Após o feriadão de Carnaval — o único
“feriado” que os Bancos emendam, embora
nem a terça-feira seja considerada como tal —, o Ibovespa fechou em baixa (3,74%, a mais
expressiva queda diária desde a greve dos caminhoneiros, quando o índice recuou
4,48%). Contribuíram para isso cenário internacional as expectativas sobre a
taxa Selic (que acabou mantida em
6,5%), naturalmente, mas o negativismo do mercado financeiro se deveu em grande medida à sucessão de pronunciamentos dessintonizados do governo sobre
a reforma da Previdência e às frequentes pantomimas protagonizadas pelo presidente da República.
Ninguém é obrigado a gostar de Carnaval, mas cabe ao chefe
do Executivo demostrar alguma simpatia — ou ao menos disfarçar sua antipatia —
pela maior manifestação cultural deste país. Em vez disso, depois de elogiar o
ex-ditador paraguaio Alfredo Stroessner,
de editar uma medida provisória que altera as regras da contribuição sindical,
de criar da chamada Lava-Jato da
Educação, de bater boca com Daniela
Mercury, Caetano Veloso e José de Abreu, Bolsonaro, a pretexto de
rebater críticas que lhe foram endereçadas por diversos blocos
carnavalescos, chegou ao cúmulo de publicar um vídeo escatológico e obsceno, devidamente acrescido da seguinte pérola: “É isto
que tem virado muitos blocos de rua no carnaval brasileiro”.
Logo após o tuíte, muitos internautas pediram que o conteúdo
fosse denunciado à rede social como impróprio, mas nem o Twitter, nem Bolsonaro
excluíram a postagem (que acabou exibindo um aviso de que "pode conter
material sensível"). Mais adiante, o Planalto divulgou uma nota afirmando que
“o presidente não teve a intenção de criticar o Carnaval de forma
genérica" ao divulgar o vídeo, mas sim de "caracterizar uma distorção
clara do espírito momesco, que simboliza a descontração, a ironia, a crítica
saudável e a criatividade da nossa maior e mais democrática festa
popular". Algumas ações, porém, não podem ser
desfeitas. É o caso das flechas lançadas,
das oportunidades perdidas e das palavras ditas.

[DADOS]:

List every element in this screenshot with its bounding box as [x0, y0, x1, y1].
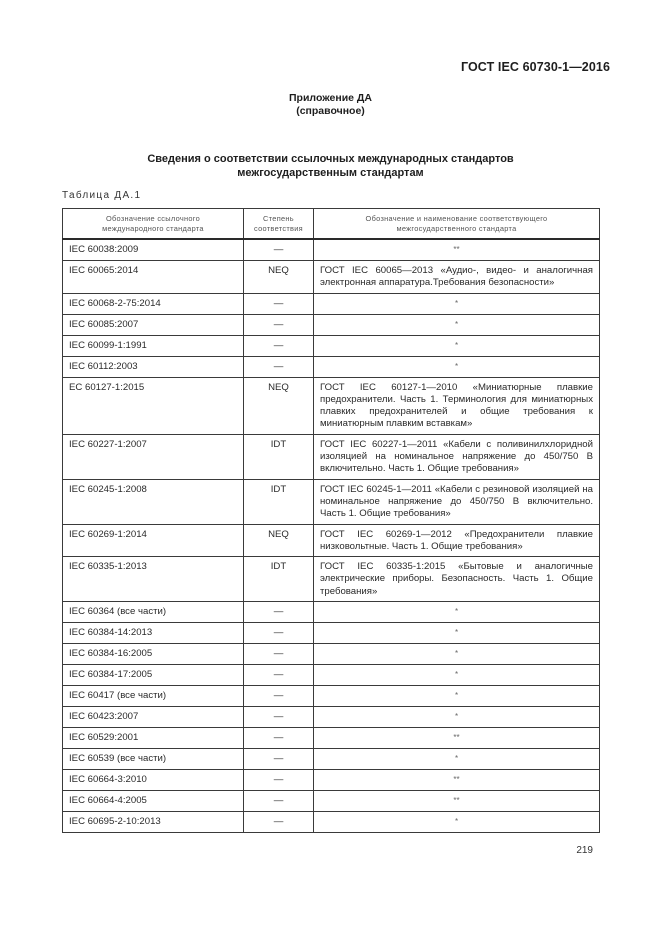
table-row — [63, 623, 600, 644]
cell-degree: — — [244, 644, 314, 665]
cell-interstate-standard: * — [314, 749, 600, 770]
cell-interstate-standard: * — [314, 602, 600, 623]
cell-degree: — — [244, 356, 314, 377]
cell-degree: IDT — [244, 434, 314, 479]
cell-degree: — — [244, 686, 314, 707]
table-row — [63, 377, 600, 434]
cell-degree: IDT — [244, 479, 314, 524]
cell-international-standard: EC 60127-1:2015 — [63, 377, 244, 434]
table-row — [63, 356, 600, 377]
cell-interstate-standard: * — [314, 707, 600, 728]
cell-degree: — — [244, 293, 314, 314]
cell-interstate-standard: * — [314, 293, 600, 314]
column-header-degree: Степень соответствия — [244, 209, 314, 240]
table-header-row — [63, 209, 600, 240]
table-caption: Таблица ДА.1 — [62, 190, 142, 201]
table-row — [63, 293, 600, 314]
cell-interstate-standard: * — [314, 665, 600, 686]
cell-degree: — — [244, 239, 314, 261]
cell-interstate-standard: ГОСТ IEC 60227-1—2011 «Кабели с поливинилхлоридной изоляцией на номинальное напряжение до 450/750 В включительно. Часть 1. Общие требования» — [314, 434, 600, 479]
cell-degree: — — [244, 812, 314, 833]
table-row — [63, 239, 600, 261]
table-row — [63, 602, 600, 623]
cell-interstate-standard: * — [314, 812, 600, 833]
cell-international-standard: IEC 60664-3:2010 — [63, 770, 244, 791]
table-row — [63, 335, 600, 356]
cell-international-standard: IEC 60539 (все части) — [63, 749, 244, 770]
cell-international-standard: IEC 60245-1:2008 — [63, 479, 244, 524]
table-row — [63, 707, 600, 728]
cell-international-standard: IEC 60364 (все части) — [63, 602, 244, 623]
cell-international-standard: IEC 60384-16:2005 — [63, 644, 244, 665]
table-row — [63, 644, 600, 665]
cell-degree: NEQ — [244, 261, 314, 294]
cell-degree: — — [244, 791, 314, 812]
cell-degree: — — [244, 665, 314, 686]
cell-interstate-standard: * — [314, 335, 600, 356]
table-row — [63, 479, 600, 524]
cell-interstate-standard: * — [314, 644, 600, 665]
cell-international-standard: IEC 60112:2003 — [63, 356, 244, 377]
cell-degree: — — [244, 770, 314, 791]
correspondence-table — [62, 208, 600, 833]
cell-international-standard: IEC 60423:2007 — [63, 707, 244, 728]
column-header-interstate: Обозначение и наименование соответствующего межгосударственного стандарта — [314, 209, 600, 240]
table-row — [63, 686, 600, 707]
table-row — [63, 665, 600, 686]
document-code-header: ГОСТ IEC 60730-1—2016 — [460, 60, 610, 74]
cell-interstate-standard: ГОСТ IEC 60335-1:2015 «Бытовые и аналогичные электрические приборы. Безопасность. Часть 1. Общие требования» — [314, 557, 600, 602]
table-row — [63, 434, 600, 479]
cell-degree: — — [244, 314, 314, 335]
cell-interstate-standard: * — [314, 623, 600, 644]
cell-international-standard: IEC 60269-1:2014 — [63, 524, 244, 557]
cell-degree: — — [244, 749, 314, 770]
cell-interstate-standard: * — [314, 686, 600, 707]
cell-degree: — — [244, 728, 314, 749]
table-row — [63, 770, 600, 791]
cell-degree: — — [244, 623, 314, 644]
table-row — [63, 524, 600, 557]
page-number: 219 — [576, 845, 593, 856]
table-row — [63, 749, 600, 770]
cell-international-standard: IEC 60085:2007 — [63, 314, 244, 335]
cell-interstate-standard: ГОСТ IEC 60269-1—2012 «Предохранители плавкие низковольтные. Часть 1. Общие требования» — [314, 524, 600, 557]
cell-international-standard: IEC 60695-2-10:2013 — [63, 812, 244, 833]
cell-international-standard: IEC 60384-14:2013 — [63, 623, 244, 644]
table-row — [63, 261, 600, 294]
table-row — [63, 314, 600, 335]
cell-interstate-standard: ГОСТ IEC 60065—2013 «Аудио-, видео- и аналогичная электронная аппаратура.Требования безопасности» — [314, 261, 600, 294]
cell-interstate-standard: ** — [314, 728, 600, 749]
cell-interstate-standard: ** — [314, 770, 600, 791]
section-title-line1: Сведения о соответствии ссылочных международных стандартов — [147, 153, 514, 165]
annex-heading — [0, 92, 661, 118]
cell-international-standard: IEC 60227-1:2007 — [63, 434, 244, 479]
table-row — [63, 812, 600, 833]
cell-degree: — — [244, 707, 314, 728]
cell-interstate-standard: ГОСТ IEC 60245-1—2011 «Кабели с резиновой изоляцией на номинальное напряжение до 450/750 В включительно. Часть 1. Общие требования» — [314, 479, 600, 524]
cell-international-standard: IEC 60384-17:2005 — [63, 665, 244, 686]
table-row — [63, 557, 600, 602]
table-row — [63, 791, 600, 812]
cell-degree: — — [244, 602, 314, 623]
cell-degree: NEQ — [244, 524, 314, 557]
section-title-line2: межгосударственным стандартам — [237, 167, 424, 179]
annex-subtitle: (справочное) — [296, 105, 365, 117]
cell-international-standard: IEC 60529:2001 — [63, 728, 244, 749]
cell-degree: NEQ — [244, 377, 314, 434]
cell-international-standard: IEC 60038:2009 — [63, 239, 244, 261]
annex-title: Приложение ДА — [289, 92, 372, 104]
cell-degree: — — [244, 335, 314, 356]
cell-international-standard: IEC 60335-1:2013 — [63, 557, 244, 602]
section-title — [0, 152, 661, 180]
table-body — [63, 239, 600, 833]
cell-international-standard: IEC 60417 (все части) — [63, 686, 244, 707]
cell-interstate-standard: * — [314, 356, 600, 377]
table-row — [63, 728, 600, 749]
cell-international-standard: IEC 60099-1:1991 — [63, 335, 244, 356]
cell-interstate-standard: ГОСТ IEC 60127-1—2010 «Миниатюрные плавкие предохранители. Часть 1. Терминология для миниатюрных плавких предохранителей и общие требования к миниатюрным плавким вставкам» — [314, 377, 600, 434]
cell-interstate-standard: * — [314, 314, 600, 335]
cell-interstate-standard: ** — [314, 239, 600, 261]
cell-international-standard: IEC 60065:2014 — [63, 261, 244, 294]
column-header-international: Обозначение ссылочного международного стандарта — [63, 209, 244, 240]
cell-degree: IDT — [244, 557, 314, 602]
cell-international-standard: IEC 60664-4:2005 — [63, 791, 244, 812]
cell-interstate-standard: ** — [314, 791, 600, 812]
cell-international-standard: IEC 60068-2-75:2014 — [63, 293, 244, 314]
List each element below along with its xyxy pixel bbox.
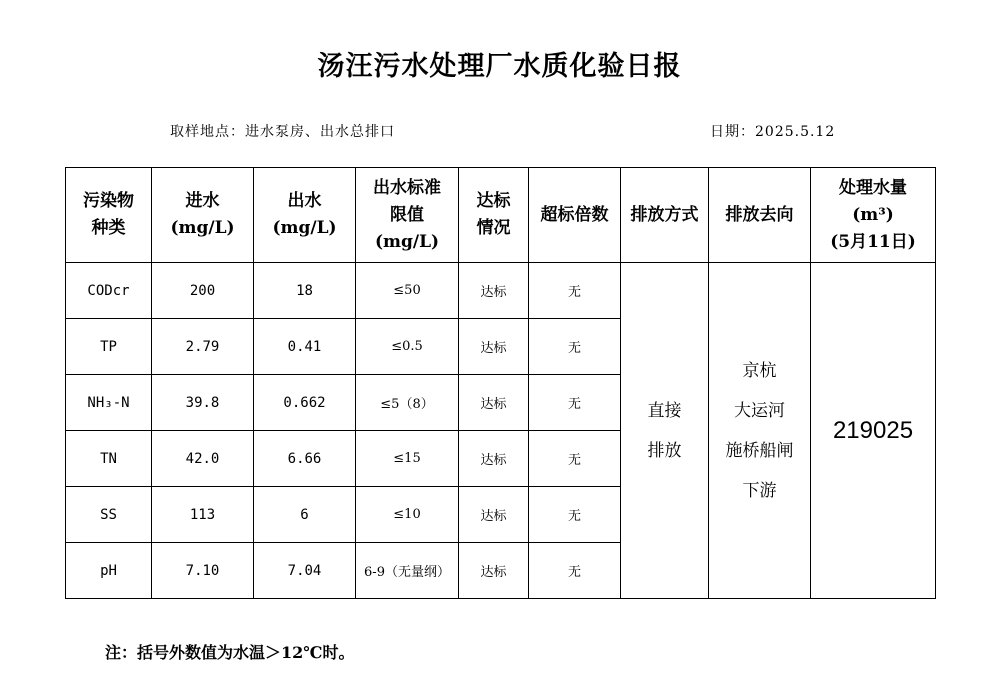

[ENUNCIADO DA TAREFA]: Dê continuidade ao artigo sobre o presidente e o Carnaval, começando logo depois da última frase.

[RESPOSTA DA TAREFA]:
Excessos durante o reinado de Momo são cometidos que o mundo é mundo, mas convenhamos:
num momento em que há tantos assuntos mais importantes a tratar, não faz o
menor sentido o presidente agir como fiscal dos costumes e se valer de
um caso isolado para atribuir a pecha da perversão aos blocos carnavalescos em
geral. O mais espantoso, porém, é que, ao misturar suas convicções pessoais com
as da nação, Bolsonaro “cagou e andou” para decoro exigido pelo cargo que ocupa
(a expressão não é lá muito polida, mas me parece adequada a toda essa
baixaria).
É claro que Bolsonaro
não foi o primeiro presidente a cagar no prato em que comeu (vide observação
anterior): Collor se declarou “homem
macho de colhão roxo”; Itamar se
deixou fotografar ao lado de uma carnavalesca com a genitália à mostra (a dela,
não a dele); Lula era useiro e
vezeiro em fazer piada com homossexuais e chegou certa vez a chamar as mulheres
de “grelo duro” a defendê-lo; FHC
foi talvez o mais inglês entre os presidentes da última safra, mas sua carência
de humor o distanciava do povo mais do que ele gostaria; Dilma... bem, essa senhora é um caso à parte, pois ela não somente
desonrou a Presidência pelo simples fato de a ter exercido como legou para a
história do estilo presidencial uma série de cacoetes que potencializaram seu
impeachment. Torçamos, pois, para que Bolsonaro
não lhe siga os passos.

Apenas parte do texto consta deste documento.